» STATED PROBLEM
Scan the data below for the string "Beverly". Copy every line where it appears.

★ ★ ★ ★ ★

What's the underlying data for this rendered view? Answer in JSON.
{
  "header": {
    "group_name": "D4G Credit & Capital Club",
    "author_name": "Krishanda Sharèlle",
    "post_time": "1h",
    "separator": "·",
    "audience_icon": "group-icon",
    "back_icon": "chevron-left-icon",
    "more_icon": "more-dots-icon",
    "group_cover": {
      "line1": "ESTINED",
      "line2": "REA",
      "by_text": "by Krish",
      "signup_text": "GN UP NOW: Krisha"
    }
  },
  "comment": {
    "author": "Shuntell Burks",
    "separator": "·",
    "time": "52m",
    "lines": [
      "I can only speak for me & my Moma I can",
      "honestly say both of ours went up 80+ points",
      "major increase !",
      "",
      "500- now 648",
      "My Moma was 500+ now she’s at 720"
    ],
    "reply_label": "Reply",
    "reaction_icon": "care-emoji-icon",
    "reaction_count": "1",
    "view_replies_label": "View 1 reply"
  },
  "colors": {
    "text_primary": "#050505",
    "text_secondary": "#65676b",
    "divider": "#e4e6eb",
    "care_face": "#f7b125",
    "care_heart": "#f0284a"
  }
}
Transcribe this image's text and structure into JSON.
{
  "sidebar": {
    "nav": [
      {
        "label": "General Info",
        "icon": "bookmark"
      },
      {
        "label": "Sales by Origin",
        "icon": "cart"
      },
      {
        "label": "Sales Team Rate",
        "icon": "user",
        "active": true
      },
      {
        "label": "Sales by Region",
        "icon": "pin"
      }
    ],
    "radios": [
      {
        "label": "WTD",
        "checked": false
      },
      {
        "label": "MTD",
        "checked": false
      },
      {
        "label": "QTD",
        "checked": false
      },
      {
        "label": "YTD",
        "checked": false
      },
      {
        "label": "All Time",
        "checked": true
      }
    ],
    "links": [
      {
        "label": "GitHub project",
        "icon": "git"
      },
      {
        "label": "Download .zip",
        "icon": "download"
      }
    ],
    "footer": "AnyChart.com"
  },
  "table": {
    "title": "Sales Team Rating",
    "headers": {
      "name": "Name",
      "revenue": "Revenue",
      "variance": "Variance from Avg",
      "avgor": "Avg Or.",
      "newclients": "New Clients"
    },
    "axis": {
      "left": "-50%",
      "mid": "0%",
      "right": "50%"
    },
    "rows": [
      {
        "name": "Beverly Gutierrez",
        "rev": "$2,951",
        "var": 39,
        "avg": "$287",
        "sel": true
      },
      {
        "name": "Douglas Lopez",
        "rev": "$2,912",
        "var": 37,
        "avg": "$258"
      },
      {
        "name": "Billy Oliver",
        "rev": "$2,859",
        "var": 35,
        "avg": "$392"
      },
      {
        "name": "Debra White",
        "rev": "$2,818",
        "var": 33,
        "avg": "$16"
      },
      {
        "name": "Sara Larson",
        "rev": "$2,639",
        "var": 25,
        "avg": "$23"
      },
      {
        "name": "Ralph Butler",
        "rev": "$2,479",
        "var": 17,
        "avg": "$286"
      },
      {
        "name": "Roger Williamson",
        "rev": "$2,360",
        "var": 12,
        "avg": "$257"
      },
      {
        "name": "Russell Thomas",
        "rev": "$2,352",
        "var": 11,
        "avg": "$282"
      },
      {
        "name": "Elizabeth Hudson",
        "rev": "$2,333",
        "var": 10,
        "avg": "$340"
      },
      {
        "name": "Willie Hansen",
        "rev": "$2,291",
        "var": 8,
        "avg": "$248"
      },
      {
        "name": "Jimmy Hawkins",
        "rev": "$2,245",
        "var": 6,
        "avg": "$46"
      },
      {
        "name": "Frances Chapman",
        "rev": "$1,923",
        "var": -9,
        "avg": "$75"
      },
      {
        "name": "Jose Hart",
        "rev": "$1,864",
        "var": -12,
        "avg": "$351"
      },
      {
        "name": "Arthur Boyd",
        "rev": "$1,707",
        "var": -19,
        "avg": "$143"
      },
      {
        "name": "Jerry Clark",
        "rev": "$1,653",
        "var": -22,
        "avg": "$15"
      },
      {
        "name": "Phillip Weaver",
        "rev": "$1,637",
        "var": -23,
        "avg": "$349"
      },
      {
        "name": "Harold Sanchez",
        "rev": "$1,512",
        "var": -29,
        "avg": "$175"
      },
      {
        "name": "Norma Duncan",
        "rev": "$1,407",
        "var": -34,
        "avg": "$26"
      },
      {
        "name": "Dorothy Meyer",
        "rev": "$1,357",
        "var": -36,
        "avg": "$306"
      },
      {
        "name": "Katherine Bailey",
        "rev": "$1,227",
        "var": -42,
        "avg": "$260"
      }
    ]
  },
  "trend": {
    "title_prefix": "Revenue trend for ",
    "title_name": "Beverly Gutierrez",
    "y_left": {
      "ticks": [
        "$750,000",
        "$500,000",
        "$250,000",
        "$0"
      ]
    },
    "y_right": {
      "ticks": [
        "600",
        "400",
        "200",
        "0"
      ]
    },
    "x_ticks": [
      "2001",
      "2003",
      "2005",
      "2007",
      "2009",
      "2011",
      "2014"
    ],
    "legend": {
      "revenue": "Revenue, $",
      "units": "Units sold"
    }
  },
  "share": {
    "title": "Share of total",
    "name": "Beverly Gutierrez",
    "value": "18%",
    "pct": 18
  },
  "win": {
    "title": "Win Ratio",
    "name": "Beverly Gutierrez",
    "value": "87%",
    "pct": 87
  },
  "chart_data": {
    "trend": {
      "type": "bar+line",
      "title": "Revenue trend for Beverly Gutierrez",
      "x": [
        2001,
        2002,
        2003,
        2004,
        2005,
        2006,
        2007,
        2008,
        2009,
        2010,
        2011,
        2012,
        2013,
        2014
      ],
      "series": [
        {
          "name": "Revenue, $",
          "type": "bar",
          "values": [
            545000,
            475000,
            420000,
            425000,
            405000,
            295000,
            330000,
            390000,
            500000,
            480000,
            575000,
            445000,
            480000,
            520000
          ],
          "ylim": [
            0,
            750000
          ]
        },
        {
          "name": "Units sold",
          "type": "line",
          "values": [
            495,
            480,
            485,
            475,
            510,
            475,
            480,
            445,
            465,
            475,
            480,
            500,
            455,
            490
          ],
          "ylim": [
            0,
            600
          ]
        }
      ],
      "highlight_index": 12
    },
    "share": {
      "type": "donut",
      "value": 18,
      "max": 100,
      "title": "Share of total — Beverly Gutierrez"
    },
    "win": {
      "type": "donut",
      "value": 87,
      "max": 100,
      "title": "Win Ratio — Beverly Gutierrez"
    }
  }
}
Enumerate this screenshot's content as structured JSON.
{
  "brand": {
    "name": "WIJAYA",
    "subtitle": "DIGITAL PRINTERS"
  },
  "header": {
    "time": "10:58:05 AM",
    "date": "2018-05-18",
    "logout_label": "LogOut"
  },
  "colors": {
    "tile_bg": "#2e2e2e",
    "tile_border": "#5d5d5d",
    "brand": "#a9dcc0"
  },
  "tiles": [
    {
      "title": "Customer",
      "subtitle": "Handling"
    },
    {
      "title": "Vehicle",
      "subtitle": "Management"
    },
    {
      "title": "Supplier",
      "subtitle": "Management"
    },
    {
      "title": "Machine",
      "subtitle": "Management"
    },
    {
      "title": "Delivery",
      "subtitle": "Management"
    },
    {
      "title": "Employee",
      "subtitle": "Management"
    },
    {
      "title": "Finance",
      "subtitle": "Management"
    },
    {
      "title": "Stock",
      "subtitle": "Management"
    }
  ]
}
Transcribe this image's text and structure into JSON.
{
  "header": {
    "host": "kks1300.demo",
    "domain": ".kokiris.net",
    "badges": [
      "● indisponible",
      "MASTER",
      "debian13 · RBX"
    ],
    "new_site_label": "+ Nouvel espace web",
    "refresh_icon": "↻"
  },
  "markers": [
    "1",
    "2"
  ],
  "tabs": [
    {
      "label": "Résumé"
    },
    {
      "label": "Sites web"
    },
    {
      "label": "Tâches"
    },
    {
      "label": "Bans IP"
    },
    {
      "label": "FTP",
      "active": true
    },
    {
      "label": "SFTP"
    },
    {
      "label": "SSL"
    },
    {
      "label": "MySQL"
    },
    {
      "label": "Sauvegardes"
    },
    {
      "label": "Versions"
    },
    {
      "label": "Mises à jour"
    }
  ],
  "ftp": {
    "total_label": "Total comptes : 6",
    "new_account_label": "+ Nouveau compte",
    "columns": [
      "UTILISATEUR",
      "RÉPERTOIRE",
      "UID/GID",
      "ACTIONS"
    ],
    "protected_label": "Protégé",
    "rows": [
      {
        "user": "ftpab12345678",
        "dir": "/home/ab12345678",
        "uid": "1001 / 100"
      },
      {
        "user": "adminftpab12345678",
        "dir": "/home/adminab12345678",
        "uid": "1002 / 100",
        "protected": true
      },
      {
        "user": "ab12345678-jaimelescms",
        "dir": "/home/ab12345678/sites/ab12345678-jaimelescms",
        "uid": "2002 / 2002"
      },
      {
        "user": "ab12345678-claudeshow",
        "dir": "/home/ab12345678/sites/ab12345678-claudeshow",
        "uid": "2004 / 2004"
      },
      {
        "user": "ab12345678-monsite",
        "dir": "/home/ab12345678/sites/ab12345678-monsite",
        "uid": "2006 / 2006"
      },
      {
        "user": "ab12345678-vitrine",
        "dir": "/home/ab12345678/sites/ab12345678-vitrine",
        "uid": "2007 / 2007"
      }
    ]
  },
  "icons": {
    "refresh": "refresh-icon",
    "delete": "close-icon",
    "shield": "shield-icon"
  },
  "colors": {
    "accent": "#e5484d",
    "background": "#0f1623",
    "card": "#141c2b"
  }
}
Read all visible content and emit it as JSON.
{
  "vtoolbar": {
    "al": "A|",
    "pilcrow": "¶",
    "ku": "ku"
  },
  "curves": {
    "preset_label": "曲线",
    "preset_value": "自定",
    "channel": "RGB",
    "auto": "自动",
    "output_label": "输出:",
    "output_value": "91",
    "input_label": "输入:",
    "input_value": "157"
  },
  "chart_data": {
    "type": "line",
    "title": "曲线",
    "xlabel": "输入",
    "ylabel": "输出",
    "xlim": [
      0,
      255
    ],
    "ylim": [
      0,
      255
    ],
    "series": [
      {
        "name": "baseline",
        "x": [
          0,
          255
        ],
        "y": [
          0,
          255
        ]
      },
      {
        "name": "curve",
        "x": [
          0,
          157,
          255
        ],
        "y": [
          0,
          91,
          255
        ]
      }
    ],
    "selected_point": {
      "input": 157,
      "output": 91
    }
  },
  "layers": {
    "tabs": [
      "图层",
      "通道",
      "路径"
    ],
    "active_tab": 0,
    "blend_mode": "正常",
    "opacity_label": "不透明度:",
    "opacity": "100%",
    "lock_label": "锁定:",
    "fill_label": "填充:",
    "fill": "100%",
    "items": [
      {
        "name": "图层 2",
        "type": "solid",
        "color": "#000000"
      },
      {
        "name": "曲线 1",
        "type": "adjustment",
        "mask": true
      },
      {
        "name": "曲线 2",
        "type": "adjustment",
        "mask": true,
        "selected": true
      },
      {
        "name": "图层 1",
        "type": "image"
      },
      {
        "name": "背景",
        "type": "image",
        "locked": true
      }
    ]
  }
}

★ ★ ★ ★ ★

» PROBLEM SOLUTION
        "name": "Beverly Gutierrez",
    "title_name": "Beverly Gutierrez",
    "name": "Beverly Gutierrez",
    "name": "Beverly Gutierrez",
      "title": "Revenue trend for Beverly Gutierrez",
      "title": "Share of total — Beverly Gutierrez"
      "title": "Win Ratio — Beverly Gutierrez"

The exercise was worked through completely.